_Work instructions_
Extract every line that contains the word "JSON".

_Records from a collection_
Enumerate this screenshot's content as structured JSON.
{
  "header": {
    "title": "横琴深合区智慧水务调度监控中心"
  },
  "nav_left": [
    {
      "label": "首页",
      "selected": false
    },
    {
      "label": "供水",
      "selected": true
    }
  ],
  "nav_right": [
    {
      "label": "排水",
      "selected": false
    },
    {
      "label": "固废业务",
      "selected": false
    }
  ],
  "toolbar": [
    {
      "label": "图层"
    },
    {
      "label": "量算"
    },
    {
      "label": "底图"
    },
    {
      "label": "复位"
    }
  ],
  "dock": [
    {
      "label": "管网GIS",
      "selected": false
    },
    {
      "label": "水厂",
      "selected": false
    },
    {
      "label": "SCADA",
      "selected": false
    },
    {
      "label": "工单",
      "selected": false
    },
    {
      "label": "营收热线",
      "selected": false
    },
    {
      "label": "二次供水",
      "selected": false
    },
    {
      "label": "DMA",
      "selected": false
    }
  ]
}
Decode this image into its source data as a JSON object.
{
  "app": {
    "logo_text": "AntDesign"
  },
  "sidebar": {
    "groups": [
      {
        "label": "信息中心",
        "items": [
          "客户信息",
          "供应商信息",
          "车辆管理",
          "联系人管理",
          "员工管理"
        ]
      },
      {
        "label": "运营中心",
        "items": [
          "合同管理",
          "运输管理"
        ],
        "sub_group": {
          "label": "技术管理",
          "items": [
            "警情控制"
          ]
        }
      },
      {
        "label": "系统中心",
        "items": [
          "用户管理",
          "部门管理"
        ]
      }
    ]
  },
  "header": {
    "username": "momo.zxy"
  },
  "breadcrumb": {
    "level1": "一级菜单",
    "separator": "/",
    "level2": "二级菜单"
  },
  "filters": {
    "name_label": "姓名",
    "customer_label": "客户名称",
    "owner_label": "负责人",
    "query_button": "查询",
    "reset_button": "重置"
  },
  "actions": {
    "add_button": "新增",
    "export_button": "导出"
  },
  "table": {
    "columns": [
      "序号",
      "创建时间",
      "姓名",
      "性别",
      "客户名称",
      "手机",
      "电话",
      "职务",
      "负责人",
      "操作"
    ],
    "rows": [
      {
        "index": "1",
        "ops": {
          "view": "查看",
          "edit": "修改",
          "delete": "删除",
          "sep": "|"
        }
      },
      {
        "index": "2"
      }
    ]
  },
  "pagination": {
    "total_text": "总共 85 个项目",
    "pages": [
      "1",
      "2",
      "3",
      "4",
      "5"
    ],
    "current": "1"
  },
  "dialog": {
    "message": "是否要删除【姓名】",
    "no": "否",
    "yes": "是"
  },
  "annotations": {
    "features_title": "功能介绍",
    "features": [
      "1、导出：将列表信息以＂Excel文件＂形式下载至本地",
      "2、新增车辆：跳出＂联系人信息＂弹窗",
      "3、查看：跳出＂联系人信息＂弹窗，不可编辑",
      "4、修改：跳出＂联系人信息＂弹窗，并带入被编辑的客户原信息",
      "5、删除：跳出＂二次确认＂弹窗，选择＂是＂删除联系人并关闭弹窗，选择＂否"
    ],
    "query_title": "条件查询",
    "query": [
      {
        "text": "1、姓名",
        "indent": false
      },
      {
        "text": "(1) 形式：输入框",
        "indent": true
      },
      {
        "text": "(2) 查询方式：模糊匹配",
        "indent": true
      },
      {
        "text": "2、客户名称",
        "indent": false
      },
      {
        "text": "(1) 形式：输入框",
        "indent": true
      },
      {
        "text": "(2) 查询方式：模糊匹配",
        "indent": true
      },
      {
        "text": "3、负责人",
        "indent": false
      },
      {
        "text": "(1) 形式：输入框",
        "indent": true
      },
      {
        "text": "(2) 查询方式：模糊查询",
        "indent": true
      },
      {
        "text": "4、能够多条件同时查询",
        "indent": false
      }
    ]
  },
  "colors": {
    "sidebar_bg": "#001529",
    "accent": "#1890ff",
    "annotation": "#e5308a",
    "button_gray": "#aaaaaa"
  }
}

_Written answer_
Enumerate this screenshot's content as structured JSON.
Decode this image into its source data as a JSON object.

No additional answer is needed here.